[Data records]

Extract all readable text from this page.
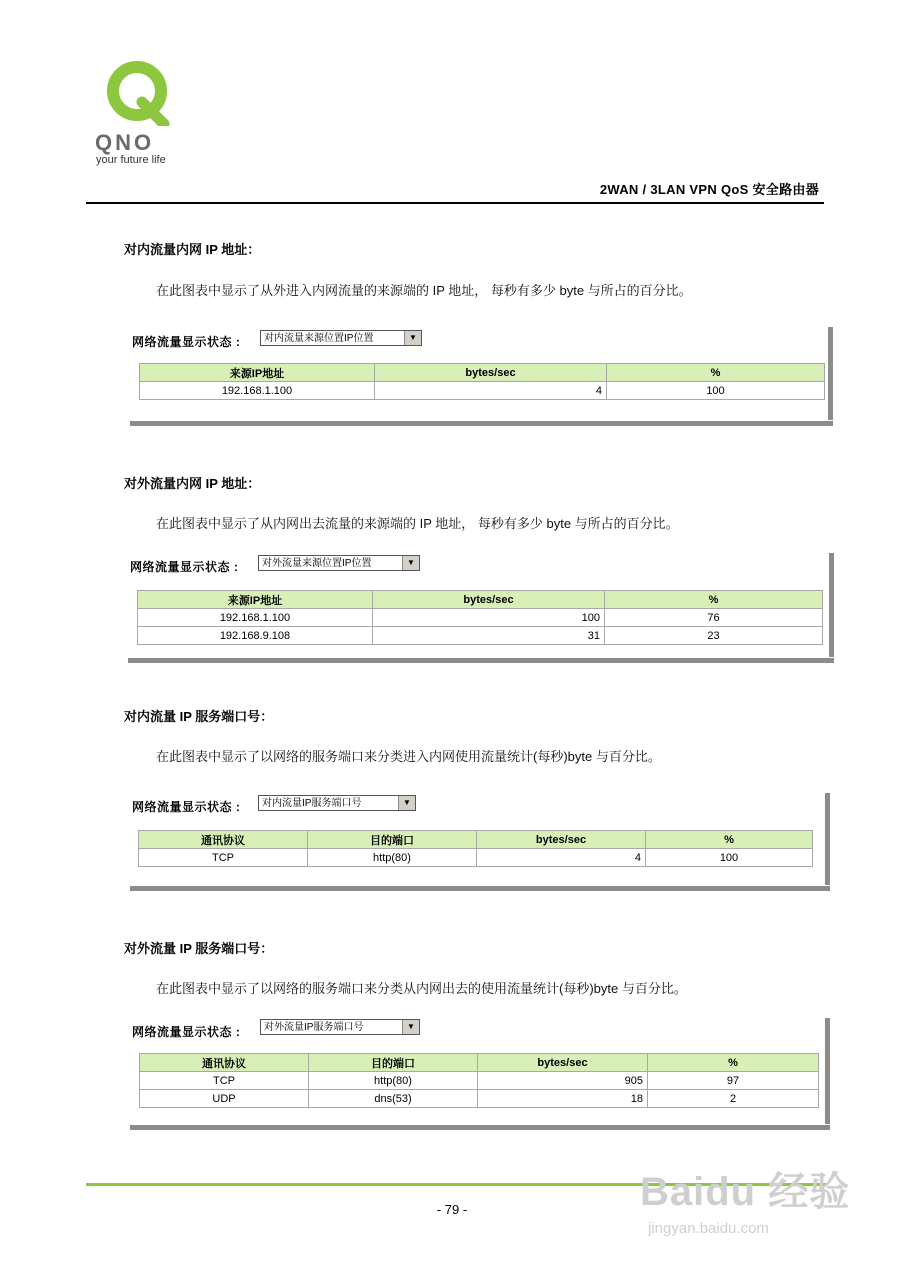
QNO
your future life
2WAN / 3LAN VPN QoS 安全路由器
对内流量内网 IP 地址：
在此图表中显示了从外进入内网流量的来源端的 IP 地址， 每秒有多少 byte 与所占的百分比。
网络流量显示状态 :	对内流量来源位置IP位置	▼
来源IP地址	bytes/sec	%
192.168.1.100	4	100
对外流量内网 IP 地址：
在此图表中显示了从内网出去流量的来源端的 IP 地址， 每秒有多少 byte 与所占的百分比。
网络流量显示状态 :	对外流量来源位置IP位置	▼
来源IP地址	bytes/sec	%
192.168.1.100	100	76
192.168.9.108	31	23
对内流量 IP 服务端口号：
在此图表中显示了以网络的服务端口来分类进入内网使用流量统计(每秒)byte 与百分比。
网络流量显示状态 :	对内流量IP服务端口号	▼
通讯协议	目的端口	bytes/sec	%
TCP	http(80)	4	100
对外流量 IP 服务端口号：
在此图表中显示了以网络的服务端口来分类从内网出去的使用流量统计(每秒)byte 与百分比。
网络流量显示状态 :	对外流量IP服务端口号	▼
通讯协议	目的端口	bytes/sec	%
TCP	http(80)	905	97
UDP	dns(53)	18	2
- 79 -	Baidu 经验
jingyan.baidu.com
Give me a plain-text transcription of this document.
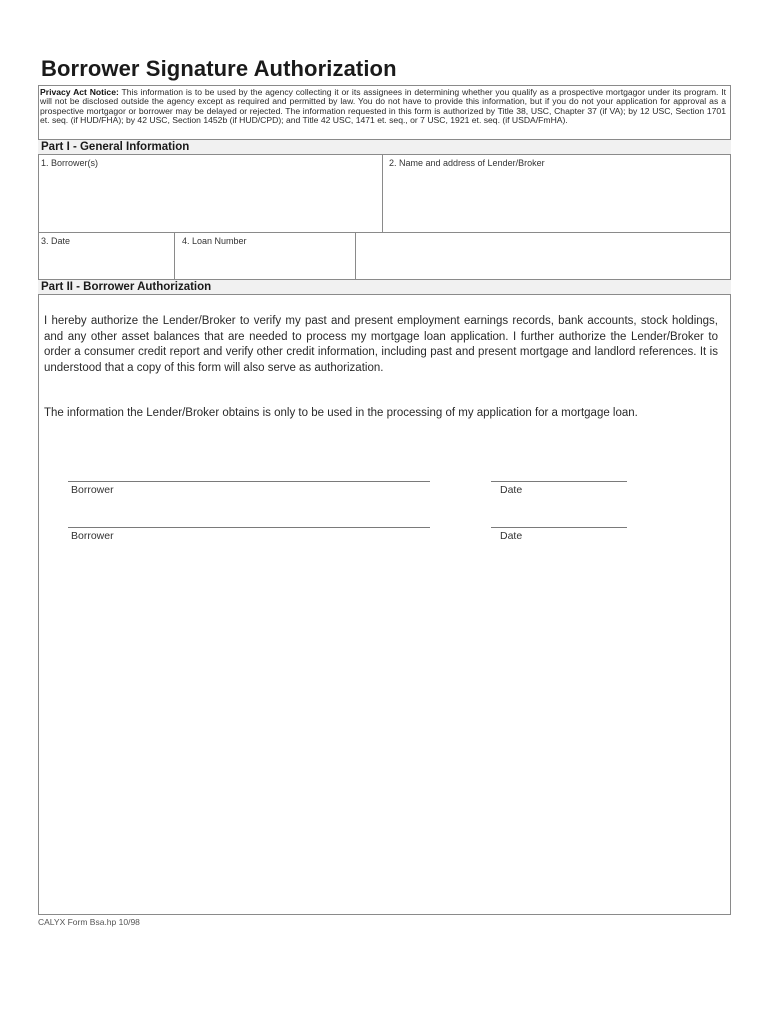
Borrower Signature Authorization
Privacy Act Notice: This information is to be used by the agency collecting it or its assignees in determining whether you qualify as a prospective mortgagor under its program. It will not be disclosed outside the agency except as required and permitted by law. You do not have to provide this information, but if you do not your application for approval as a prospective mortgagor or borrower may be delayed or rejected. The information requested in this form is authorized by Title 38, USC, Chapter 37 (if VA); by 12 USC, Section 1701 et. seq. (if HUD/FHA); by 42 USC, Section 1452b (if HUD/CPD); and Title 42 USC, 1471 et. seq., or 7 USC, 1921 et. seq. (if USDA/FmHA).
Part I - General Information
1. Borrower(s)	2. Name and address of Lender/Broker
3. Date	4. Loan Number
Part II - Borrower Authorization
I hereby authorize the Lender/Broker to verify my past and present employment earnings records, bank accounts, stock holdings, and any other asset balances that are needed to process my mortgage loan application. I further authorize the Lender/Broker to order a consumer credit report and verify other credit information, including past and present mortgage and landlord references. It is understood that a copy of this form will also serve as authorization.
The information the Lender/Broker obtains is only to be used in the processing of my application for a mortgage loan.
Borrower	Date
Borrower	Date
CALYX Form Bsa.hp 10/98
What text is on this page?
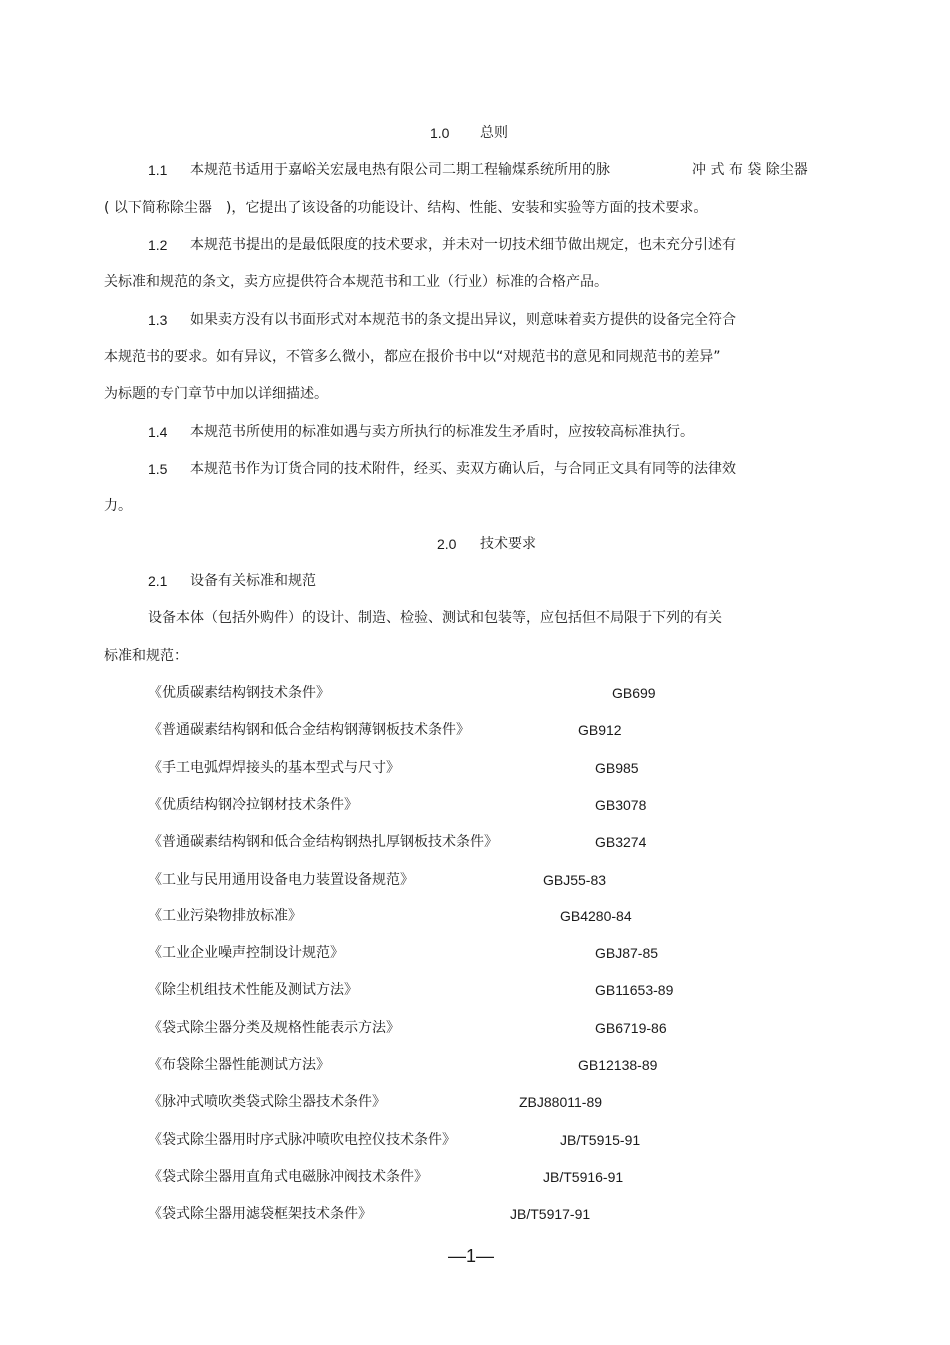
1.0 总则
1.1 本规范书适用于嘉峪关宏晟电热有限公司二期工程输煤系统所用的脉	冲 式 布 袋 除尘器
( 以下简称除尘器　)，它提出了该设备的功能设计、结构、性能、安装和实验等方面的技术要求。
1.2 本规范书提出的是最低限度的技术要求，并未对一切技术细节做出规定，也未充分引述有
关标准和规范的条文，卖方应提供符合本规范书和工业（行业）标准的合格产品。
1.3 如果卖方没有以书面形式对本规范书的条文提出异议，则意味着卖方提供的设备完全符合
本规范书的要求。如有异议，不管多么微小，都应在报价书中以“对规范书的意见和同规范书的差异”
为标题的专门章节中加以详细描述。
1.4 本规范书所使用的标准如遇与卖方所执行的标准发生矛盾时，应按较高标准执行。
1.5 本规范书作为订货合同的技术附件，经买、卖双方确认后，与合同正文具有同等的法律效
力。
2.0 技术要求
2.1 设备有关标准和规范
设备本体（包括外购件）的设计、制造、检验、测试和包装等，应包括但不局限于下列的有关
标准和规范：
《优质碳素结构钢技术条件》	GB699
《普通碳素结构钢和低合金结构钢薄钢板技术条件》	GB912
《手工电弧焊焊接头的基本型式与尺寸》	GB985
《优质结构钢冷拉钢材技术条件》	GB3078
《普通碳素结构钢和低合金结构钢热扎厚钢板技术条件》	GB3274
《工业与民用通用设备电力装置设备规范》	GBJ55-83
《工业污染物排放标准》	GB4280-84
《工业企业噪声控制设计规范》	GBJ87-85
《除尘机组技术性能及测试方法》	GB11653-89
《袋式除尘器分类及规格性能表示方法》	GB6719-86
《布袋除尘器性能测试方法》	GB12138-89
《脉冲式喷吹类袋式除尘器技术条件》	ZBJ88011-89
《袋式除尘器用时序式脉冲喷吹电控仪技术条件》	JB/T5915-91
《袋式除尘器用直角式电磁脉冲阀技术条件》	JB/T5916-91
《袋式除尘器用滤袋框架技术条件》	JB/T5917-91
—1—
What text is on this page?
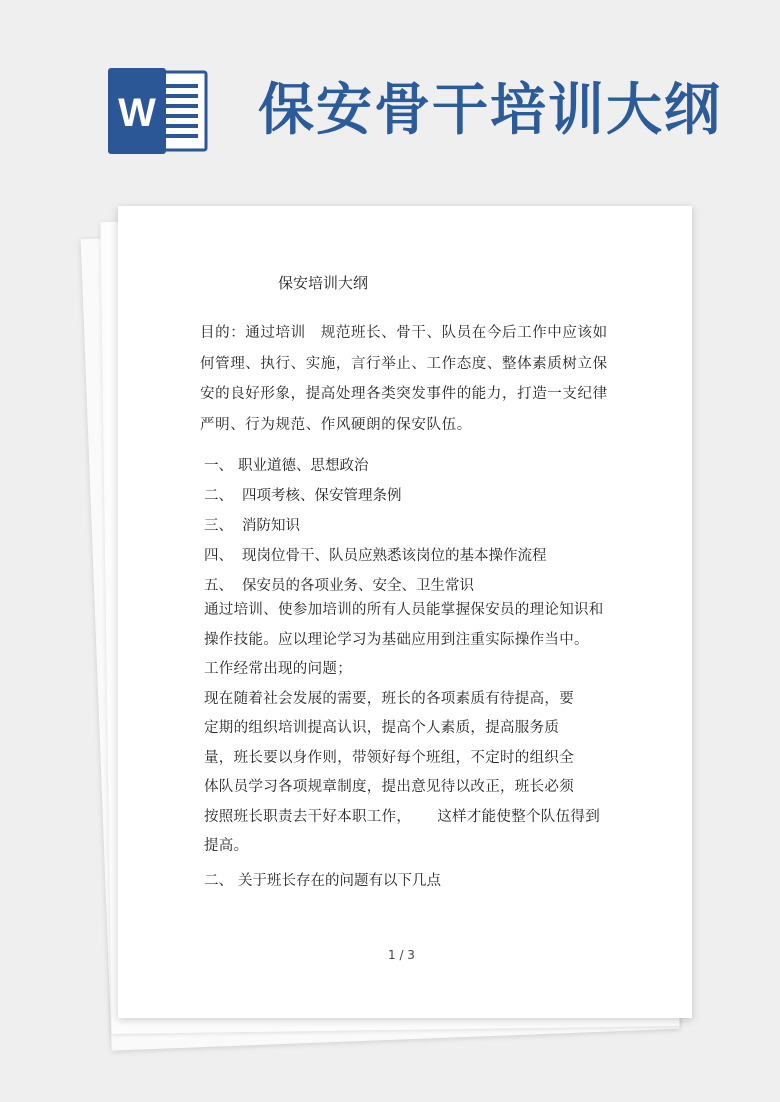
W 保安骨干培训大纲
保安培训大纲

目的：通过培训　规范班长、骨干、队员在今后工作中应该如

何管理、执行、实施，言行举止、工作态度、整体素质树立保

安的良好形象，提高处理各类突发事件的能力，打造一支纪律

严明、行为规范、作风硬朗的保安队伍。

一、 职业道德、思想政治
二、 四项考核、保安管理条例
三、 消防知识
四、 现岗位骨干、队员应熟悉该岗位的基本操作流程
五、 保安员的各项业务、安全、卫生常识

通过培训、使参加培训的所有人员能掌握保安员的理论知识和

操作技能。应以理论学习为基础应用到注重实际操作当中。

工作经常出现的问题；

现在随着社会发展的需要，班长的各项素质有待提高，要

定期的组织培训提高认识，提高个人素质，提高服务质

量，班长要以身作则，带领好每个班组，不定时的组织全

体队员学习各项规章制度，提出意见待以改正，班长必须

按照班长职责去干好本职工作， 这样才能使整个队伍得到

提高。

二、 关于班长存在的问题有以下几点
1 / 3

▶ **EXERCISE BRIEF**: Leave out the pictures and repeat everything else in the records exactly.

▶ **REPLY TO THE TASK**:
Extract all readable text from this page.
QNO
your future life
2WAN / 3LAN VPN QoS 安全路由器
对内流量内网 IP 地址：
在此图表中显示了从外进入内网流量的来源端的 IP 地址， 每秒有多少 byte 与所占的百分比。
网络流量显示状态 :	对内流量来源位置IP位置	▼
来源IP地址	bytes/sec	%
192.168.1.100	4	100
对外流量内网 IP 地址：
在此图表中显示了从内网出去流量的来源端的 IP 地址， 每秒有多少 byte 与所占的百分比。
网络流量显示状态 :	对外流量来源位置IP位置	▼
来源IP地址	bytes/sec	%
192.168.1.100	100	76
192.168.9.108	31	23
对内流量 IP 服务端口号：
在此图表中显示了以网络的服务端口来分类进入内网使用流量统计(每秒)byte 与百分比。
网络流量显示状态 :	对内流量IP服务端口号	▼
通讯协议	目的端口	bytes/sec	%
TCP	http(80)	4	100
对外流量 IP 服务端口号：
在此图表中显示了以网络的服务端口来分类从内网出去的使用流量统计(每秒)byte 与百分比。
网络流量显示状态 :	对外流量IP服务端口号	▼
通讯协议	目的端口	bytes/sec	%
TCP	http(80)	905	97
UDP	dns(53)	18	2
- 79 -	Baidu 经验
jingyan.baidu.com
Give me a plain-text transcription of this document.
Borrower Signature Authorization
Privacy Act Notice: This information is to be used by the agency collecting it or its assignees in determining whether you qualify as a prospective mortgagor under its program. It will not be disclosed outside the agency except as required and permitted by law. You do not have to provide this information, but if you do not your application for approval as a prospective mortgagor or borrower may be delayed or rejected. The information requested in this form is authorized by Title 38, USC, Chapter 37 (if VA); by 12 USC, Section 1701 et. seq. (if HUD/FHA); by 42 USC, Section 1452b (if HUD/CPD); and Title 42 USC, 1471 et. seq., or 7 USC, 1921 et. seq. (if USDA/FmHA).
Part I - General Information
1. Borrower(s)	2. Name and address of Lender/Broker
3. Date	4. Loan Number
Part II - Borrower Authorization
I hereby authorize the Lender/Broker to verify my past and present employment earnings records, bank accounts, stock holdings, and any other asset balances that are needed to process my mortgage loan application. I further authorize the Lender/Broker to order a consumer credit report and verify other credit information, including past and present mortgage and landlord references. It is understood that a copy of this form will also serve as authorization.
The information the Lender/Broker obtains is only to be used in the processing of my application for a mortgage loan.
Borrower	Date
Borrower	Date
CALYX Form Bsa.hp 10/98
What text is on this page?
1.0 总则
1.1 本规范书适用于嘉峪关宏晟电热有限公司二期工程输煤系统所用的脉	冲 式 布 袋 除尘器
( 以下简称除尘器　)，它提出了该设备的功能设计、结构、性能、安装和实验等方面的技术要求。
1.2 本规范书提出的是最低限度的技术要求，并未对一切技术细节做出规定，也未充分引述有
关标准和规范的条文，卖方应提供符合本规范书和工业（行业）标准的合格产品。
1.3 如果卖方没有以书面形式对本规范书的条文提出异议，则意味着卖方提供的设备完全符合
本规范书的要求。如有异议，不管多么微小，都应在报价书中以“对规范书的意见和同规范书的差异”
为标题的专门章节中加以详细描述。
1.4 本规范书所使用的标准如遇与卖方所执行的标准发生矛盾时，应按较高标准执行。
1.5 本规范书作为订货合同的技术附件，经买、卖双方确认后，与合同正文具有同等的法律效
力。
2.0 技术要求
2.1 设备有关标准和规范
设备本体（包括外购件）的设计、制造、检验、测试和包装等，应包括但不局限于下列的有关
标准和规范：
《优质碳素结构钢技术条件》	GB699
《普通碳素结构钢和低合金结构钢薄钢板技术条件》	GB912
《手工电弧焊焊接头的基本型式与尺寸》	GB985
《优质结构钢冷拉钢材技术条件》	GB3078
《普通碳素结构钢和低合金结构钢热扎厚钢板技术条件》	GB3274
《工业与民用通用设备电力装置设备规范》	GBJ55-83
《工业污染物排放标准》	GB4280-84
《工业企业噪声控制设计规范》	GBJ87-85
《除尘机组技术性能及测试方法》	GB11653-89
《袋式除尘器分类及规格性能表示方法》	GB6719-86
《布袋除尘器性能测试方法》	GB12138-89
《脉冲式喷吹类袋式除尘器技术条件》	ZBJ88011-89
《袋式除尘器用时序式脉冲喷吹电控仪技术条件》	JB/T5915-91
《袋式除尘器用直角式电磁脉冲阀技术条件》	JB/T5916-91
《袋式除尘器用滤袋框架技术条件》	JB/T5917-91
—1—
What text is on this page?
W 保安骨干培训大纲
保安培训大纲

目的：通过培训　规范班长、骨干、队员在今后工作中应该如

何管理、执行、实施，言行举止、工作态度、整体素质树立保

安的良好形象，提高处理各类突发事件的能力，打造一支纪律

严明、行为规范、作风硬朗的保安队伍。

一、 职业道德、思想政治
二、 四项考核、保安管理条例
三、 消防知识
四、 现岗位骨干、队员应熟悉该岗位的基本操作流程
五、 保安员的各项业务、安全、卫生常识

通过培训、使参加培训的所有人员能掌握保安员的理论知识和

操作技能。应以理论学习为基础应用到注重实际操作当中。

工作经常出现的问题；

现在随着社会发展的需要，班长的各项素质有待提高，要

定期的组织培训提高认识，提高个人素质，提高服务质

量，班长要以身作则，带领好每个班组，不定时的组织全

体队员学习各项规章制度，提出意见待以改正，班长必须

按照班长职责去干好本职工作， 这样才能使整个队伍得到

提高。

二、 关于班长存在的问题有以下几点
1 / 3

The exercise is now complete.